START
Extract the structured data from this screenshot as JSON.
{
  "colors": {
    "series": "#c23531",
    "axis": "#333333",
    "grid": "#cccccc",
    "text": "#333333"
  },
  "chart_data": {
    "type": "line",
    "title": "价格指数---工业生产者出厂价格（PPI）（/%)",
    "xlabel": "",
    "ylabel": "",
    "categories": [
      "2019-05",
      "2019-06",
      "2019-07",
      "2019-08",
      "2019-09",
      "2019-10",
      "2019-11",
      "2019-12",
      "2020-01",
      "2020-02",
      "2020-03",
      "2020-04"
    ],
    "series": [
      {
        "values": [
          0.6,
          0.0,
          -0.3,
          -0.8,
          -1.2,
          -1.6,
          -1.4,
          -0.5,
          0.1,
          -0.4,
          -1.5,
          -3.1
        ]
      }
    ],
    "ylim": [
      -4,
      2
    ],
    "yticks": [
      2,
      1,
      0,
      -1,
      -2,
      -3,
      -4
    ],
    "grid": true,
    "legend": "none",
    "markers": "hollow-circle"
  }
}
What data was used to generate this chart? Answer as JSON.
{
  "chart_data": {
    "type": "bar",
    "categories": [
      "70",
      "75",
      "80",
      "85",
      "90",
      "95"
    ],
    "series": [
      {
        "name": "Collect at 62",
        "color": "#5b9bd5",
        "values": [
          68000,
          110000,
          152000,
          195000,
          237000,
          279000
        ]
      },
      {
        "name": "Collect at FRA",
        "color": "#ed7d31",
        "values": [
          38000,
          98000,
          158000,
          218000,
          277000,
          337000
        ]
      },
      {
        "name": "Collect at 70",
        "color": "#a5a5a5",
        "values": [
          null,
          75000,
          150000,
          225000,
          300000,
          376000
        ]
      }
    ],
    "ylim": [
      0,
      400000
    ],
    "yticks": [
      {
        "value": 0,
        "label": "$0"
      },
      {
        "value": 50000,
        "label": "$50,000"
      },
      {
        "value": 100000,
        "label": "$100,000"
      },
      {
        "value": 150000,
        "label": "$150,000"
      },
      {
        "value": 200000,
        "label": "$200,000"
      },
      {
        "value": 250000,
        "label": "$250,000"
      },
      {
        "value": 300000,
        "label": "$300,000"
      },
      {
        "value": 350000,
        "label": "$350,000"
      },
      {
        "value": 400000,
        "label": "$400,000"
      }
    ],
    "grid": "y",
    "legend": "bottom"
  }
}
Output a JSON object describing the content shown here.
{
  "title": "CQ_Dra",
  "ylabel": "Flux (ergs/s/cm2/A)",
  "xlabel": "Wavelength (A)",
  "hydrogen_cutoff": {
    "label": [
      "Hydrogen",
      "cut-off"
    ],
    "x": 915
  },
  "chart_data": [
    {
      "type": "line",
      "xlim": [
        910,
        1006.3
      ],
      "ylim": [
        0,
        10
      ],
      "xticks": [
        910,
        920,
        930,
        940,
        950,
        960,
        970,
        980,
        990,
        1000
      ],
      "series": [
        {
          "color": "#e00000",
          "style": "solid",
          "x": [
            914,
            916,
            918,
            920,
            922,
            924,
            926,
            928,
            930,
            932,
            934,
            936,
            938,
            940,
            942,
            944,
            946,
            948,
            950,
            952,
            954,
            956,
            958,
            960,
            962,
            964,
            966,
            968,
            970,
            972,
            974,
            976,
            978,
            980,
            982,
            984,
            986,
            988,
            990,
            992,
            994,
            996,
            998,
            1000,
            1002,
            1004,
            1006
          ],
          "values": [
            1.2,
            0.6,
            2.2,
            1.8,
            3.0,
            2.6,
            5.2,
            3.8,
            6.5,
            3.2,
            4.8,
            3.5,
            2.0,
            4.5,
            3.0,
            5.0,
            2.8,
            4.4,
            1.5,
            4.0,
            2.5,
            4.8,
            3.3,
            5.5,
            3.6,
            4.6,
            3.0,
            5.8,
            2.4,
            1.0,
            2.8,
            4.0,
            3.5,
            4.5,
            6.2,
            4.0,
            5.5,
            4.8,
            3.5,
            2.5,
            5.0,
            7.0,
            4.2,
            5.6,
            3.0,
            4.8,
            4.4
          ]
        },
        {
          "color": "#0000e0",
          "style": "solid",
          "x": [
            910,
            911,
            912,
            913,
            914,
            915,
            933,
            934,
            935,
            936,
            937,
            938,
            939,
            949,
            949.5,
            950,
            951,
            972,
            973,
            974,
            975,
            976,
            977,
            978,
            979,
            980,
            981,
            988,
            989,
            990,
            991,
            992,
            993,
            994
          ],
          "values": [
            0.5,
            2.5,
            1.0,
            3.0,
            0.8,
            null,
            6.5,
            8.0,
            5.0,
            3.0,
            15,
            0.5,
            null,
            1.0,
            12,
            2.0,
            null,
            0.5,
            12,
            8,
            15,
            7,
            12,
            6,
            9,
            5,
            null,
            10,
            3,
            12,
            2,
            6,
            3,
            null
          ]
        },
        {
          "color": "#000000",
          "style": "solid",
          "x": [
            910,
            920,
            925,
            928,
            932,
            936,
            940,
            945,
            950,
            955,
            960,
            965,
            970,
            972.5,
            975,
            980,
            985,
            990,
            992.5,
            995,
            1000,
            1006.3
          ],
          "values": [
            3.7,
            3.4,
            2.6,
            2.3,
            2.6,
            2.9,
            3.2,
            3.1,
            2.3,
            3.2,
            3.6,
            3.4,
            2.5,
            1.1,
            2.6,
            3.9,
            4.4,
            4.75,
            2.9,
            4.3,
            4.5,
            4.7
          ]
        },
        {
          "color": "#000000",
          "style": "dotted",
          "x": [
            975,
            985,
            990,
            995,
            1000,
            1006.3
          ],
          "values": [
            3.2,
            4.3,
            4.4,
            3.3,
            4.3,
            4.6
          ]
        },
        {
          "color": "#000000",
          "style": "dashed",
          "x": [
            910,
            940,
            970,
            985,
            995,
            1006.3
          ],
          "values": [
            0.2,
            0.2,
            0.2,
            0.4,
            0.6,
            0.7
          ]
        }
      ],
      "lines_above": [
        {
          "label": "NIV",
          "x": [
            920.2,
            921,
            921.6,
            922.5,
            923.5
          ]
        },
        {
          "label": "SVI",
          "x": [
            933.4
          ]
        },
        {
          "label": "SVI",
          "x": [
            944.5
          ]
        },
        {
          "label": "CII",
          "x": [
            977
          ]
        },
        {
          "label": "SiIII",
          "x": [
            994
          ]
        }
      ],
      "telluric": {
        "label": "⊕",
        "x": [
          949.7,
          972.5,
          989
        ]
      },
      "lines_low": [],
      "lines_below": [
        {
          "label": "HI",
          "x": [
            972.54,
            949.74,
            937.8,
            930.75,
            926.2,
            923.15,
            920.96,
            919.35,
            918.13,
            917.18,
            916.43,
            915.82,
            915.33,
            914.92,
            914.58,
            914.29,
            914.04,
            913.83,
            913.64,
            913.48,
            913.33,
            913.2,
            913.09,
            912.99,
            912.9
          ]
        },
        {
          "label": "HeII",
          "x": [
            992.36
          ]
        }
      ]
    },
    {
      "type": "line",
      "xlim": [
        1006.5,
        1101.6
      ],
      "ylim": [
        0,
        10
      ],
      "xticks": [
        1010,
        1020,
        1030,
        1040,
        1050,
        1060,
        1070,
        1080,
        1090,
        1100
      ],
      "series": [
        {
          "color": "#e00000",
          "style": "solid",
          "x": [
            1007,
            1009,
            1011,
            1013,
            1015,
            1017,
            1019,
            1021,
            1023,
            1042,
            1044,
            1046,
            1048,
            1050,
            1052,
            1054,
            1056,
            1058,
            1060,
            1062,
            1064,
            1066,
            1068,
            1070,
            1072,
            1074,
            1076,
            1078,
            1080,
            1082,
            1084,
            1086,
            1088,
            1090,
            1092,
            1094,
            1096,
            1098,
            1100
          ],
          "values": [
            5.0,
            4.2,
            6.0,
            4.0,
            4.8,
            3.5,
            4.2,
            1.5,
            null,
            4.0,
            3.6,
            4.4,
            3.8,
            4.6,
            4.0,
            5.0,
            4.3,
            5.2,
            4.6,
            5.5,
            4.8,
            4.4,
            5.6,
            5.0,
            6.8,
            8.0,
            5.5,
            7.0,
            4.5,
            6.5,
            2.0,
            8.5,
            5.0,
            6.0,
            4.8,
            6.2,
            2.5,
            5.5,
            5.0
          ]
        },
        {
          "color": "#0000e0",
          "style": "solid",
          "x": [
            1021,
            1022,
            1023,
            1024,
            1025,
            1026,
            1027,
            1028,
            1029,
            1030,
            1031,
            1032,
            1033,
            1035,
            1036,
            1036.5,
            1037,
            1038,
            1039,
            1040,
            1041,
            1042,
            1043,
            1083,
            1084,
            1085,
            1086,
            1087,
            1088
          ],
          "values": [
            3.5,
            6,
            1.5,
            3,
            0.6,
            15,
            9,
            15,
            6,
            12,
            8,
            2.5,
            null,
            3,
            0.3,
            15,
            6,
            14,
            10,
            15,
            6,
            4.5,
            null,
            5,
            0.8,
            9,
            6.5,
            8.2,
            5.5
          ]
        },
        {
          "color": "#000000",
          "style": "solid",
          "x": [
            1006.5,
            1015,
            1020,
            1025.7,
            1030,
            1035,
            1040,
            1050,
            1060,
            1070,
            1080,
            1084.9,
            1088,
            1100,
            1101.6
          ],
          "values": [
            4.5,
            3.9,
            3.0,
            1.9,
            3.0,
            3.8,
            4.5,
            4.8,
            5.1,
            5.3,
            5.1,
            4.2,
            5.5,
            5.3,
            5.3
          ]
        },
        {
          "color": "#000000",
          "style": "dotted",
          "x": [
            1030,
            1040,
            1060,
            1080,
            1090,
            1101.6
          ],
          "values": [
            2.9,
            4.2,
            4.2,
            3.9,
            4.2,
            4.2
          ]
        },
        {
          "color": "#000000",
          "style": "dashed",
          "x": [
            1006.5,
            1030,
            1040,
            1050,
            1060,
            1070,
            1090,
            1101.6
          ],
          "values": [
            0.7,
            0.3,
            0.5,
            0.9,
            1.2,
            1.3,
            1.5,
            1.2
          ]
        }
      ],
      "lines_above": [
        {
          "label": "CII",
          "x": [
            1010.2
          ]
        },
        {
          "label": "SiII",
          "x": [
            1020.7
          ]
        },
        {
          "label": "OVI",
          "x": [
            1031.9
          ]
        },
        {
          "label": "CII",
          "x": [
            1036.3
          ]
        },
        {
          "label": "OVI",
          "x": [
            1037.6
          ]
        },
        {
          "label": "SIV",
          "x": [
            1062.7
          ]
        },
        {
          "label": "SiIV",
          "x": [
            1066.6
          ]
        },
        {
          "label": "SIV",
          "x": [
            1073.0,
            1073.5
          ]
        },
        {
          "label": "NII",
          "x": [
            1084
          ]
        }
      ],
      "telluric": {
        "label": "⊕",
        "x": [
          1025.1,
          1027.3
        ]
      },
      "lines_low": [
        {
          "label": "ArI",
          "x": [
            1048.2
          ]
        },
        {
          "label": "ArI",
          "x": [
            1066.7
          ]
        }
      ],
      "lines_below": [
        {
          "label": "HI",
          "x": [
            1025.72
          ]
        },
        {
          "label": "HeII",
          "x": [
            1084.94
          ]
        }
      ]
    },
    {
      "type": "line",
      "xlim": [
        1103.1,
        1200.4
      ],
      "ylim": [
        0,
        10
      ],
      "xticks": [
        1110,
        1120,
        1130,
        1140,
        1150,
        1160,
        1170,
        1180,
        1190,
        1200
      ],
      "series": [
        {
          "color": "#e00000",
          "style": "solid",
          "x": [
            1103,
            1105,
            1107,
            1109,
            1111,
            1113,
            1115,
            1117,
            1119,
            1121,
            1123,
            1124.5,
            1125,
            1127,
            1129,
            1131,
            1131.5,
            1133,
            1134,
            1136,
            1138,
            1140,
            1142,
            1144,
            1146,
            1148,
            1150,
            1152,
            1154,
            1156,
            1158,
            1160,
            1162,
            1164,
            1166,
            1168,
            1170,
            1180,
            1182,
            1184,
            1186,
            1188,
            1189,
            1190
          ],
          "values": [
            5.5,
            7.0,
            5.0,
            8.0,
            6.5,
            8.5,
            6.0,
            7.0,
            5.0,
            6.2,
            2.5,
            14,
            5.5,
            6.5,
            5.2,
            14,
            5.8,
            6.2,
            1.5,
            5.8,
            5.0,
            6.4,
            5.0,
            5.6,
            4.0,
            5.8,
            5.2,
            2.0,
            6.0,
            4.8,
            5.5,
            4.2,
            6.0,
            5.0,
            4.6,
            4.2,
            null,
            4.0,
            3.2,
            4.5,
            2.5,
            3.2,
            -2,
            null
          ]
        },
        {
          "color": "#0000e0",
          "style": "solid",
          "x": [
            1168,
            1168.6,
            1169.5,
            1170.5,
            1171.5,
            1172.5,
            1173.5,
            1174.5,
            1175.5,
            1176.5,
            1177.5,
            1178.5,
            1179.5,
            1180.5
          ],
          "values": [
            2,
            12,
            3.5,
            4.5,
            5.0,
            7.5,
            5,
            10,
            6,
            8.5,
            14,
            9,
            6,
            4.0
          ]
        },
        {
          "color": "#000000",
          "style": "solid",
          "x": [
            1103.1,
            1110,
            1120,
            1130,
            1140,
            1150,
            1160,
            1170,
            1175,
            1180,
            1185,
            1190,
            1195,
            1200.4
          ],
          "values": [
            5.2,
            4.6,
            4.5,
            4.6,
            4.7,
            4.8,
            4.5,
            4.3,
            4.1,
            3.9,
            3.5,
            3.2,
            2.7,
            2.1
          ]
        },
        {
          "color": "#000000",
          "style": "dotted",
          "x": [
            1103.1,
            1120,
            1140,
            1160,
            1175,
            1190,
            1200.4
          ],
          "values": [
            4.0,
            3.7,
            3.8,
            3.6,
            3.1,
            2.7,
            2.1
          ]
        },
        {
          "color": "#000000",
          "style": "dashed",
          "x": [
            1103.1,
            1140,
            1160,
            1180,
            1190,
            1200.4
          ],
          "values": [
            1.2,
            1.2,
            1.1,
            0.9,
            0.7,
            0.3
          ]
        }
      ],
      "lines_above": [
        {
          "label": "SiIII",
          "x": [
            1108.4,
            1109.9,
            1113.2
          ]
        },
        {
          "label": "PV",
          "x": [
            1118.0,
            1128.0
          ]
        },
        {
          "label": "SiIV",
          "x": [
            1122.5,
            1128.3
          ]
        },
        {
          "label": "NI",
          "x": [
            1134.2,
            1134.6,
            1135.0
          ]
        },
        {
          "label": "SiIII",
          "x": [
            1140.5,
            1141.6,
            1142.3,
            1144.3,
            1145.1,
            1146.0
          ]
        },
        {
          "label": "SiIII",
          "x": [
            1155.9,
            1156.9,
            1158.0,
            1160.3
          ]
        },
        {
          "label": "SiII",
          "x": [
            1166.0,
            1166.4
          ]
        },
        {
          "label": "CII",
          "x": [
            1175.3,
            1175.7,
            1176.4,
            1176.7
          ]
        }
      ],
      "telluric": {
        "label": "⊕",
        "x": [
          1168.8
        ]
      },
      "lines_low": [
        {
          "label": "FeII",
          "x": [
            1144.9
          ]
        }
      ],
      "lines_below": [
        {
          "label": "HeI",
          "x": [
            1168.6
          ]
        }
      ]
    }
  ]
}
END
Task directions:
Where a line above includes "Collect", copy that line.

Answer in full:
        "name": "Collect at 62",
        "name": "Collect at FRA",
        "name": "Collect at 70",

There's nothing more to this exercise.